YOUR OBJECTIVE →
Please count the lines in the listing below that contain the string "dislike" and reply with only that number.

PROVIDED INFORMATION →
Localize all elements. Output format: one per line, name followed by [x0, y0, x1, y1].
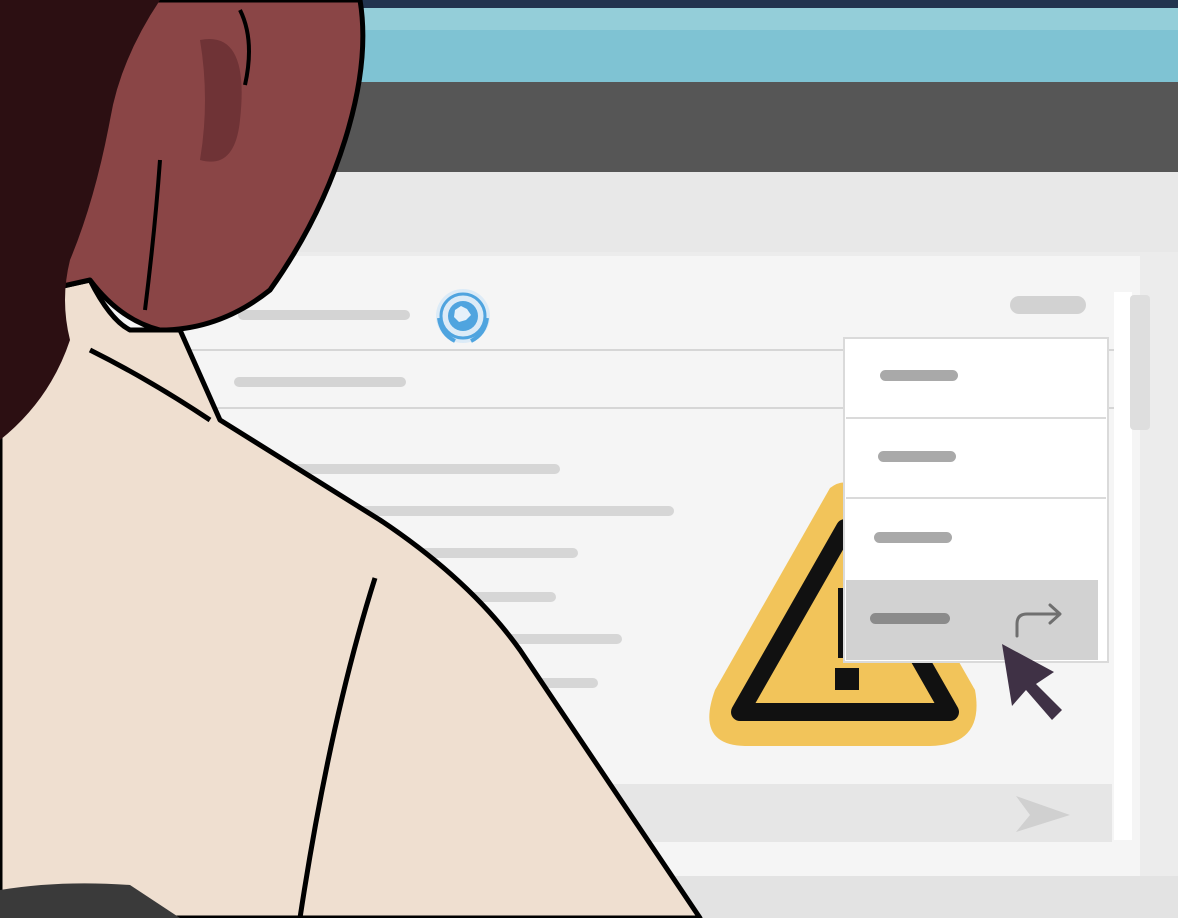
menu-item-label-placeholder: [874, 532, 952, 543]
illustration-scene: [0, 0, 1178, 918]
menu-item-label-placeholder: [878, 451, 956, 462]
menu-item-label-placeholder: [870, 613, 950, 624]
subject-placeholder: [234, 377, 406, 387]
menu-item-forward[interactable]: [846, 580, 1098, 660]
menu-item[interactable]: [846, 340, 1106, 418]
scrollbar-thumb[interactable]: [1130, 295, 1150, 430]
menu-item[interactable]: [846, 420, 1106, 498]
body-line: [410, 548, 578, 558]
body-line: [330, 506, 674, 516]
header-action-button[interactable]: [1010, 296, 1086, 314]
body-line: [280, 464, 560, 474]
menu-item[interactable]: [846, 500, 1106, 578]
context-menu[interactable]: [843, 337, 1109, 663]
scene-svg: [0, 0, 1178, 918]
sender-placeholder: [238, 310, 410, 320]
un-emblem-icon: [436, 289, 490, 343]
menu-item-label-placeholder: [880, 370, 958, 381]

---

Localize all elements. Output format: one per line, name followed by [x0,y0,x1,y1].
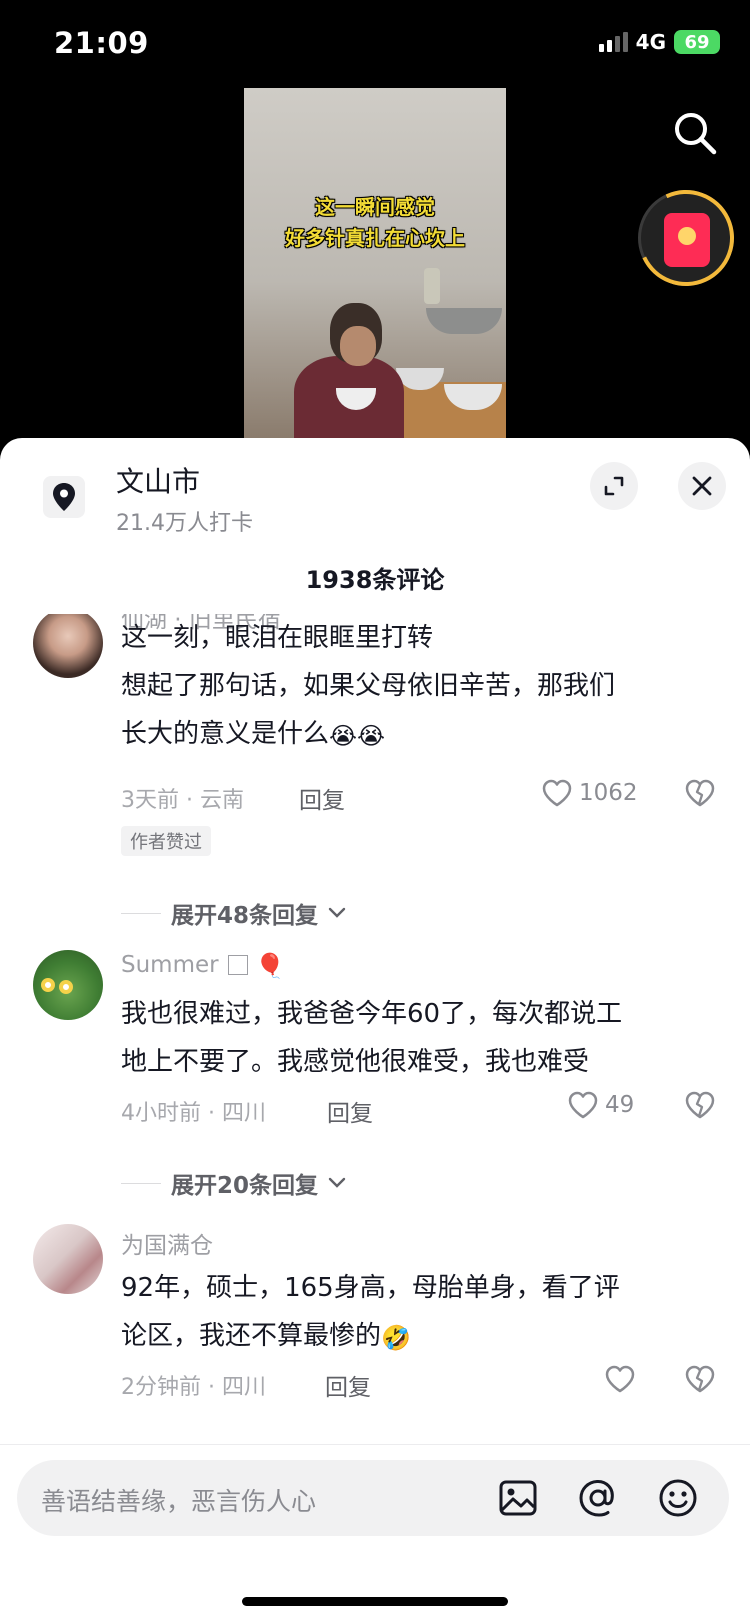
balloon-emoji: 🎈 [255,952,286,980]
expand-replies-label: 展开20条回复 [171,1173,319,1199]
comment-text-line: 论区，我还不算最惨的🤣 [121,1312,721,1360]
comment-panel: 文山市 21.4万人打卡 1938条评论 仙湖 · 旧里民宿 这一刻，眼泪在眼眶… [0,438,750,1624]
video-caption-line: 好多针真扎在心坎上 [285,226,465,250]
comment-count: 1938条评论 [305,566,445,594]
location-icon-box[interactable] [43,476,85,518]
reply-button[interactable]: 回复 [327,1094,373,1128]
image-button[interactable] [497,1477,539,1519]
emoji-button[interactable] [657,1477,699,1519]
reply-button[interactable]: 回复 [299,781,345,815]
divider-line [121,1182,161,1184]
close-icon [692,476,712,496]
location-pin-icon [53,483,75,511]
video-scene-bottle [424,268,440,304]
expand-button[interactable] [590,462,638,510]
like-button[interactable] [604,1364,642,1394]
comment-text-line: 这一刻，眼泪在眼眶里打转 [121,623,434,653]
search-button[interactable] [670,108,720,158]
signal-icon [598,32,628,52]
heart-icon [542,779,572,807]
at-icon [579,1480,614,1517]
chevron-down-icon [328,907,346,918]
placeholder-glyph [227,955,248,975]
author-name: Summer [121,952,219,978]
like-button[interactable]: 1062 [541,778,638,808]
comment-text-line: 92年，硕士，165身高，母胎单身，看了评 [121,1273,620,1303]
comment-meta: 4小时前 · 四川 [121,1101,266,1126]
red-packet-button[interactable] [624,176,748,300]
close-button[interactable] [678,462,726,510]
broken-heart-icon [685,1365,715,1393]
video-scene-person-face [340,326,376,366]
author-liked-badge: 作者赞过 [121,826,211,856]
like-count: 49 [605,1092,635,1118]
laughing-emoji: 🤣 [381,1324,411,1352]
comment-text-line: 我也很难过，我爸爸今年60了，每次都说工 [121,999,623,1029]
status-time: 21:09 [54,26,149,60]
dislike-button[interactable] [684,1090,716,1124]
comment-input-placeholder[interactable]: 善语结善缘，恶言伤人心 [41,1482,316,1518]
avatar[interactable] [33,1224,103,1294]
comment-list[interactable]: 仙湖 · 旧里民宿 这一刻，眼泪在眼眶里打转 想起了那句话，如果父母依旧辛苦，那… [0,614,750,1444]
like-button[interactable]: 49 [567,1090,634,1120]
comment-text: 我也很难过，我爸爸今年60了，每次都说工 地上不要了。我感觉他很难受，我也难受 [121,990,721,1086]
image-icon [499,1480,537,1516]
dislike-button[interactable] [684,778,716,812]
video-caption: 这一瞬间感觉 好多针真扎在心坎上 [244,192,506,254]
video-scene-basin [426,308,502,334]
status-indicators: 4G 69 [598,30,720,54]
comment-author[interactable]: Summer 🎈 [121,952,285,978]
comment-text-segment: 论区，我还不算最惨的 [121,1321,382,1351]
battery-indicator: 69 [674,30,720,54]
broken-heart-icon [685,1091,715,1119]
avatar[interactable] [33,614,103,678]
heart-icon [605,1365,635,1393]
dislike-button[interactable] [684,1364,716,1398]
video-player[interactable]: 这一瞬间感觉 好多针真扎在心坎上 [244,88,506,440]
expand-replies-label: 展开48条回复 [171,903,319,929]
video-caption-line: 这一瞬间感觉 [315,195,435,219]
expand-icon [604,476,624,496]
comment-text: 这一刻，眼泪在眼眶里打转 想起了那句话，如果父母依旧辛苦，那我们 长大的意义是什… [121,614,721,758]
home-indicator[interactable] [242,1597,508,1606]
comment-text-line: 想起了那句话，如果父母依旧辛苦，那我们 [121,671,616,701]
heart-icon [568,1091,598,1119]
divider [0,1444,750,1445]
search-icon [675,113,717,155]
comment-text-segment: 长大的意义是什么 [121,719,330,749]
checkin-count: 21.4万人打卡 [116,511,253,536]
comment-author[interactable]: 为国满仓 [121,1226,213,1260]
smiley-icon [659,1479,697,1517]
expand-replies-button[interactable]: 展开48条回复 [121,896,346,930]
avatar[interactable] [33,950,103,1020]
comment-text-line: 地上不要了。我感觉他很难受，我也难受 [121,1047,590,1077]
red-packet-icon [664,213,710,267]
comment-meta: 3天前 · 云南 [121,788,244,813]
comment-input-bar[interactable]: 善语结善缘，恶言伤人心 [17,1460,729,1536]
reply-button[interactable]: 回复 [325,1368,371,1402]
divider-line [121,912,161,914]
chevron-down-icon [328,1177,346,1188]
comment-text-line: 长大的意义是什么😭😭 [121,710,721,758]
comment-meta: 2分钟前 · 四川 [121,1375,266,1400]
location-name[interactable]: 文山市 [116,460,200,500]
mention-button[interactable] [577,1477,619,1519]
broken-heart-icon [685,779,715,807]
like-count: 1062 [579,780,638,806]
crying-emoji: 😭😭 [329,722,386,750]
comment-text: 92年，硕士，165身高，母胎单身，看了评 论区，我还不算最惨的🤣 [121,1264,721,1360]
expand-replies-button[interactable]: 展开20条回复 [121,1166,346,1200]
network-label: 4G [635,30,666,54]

FINAL RESULT →
3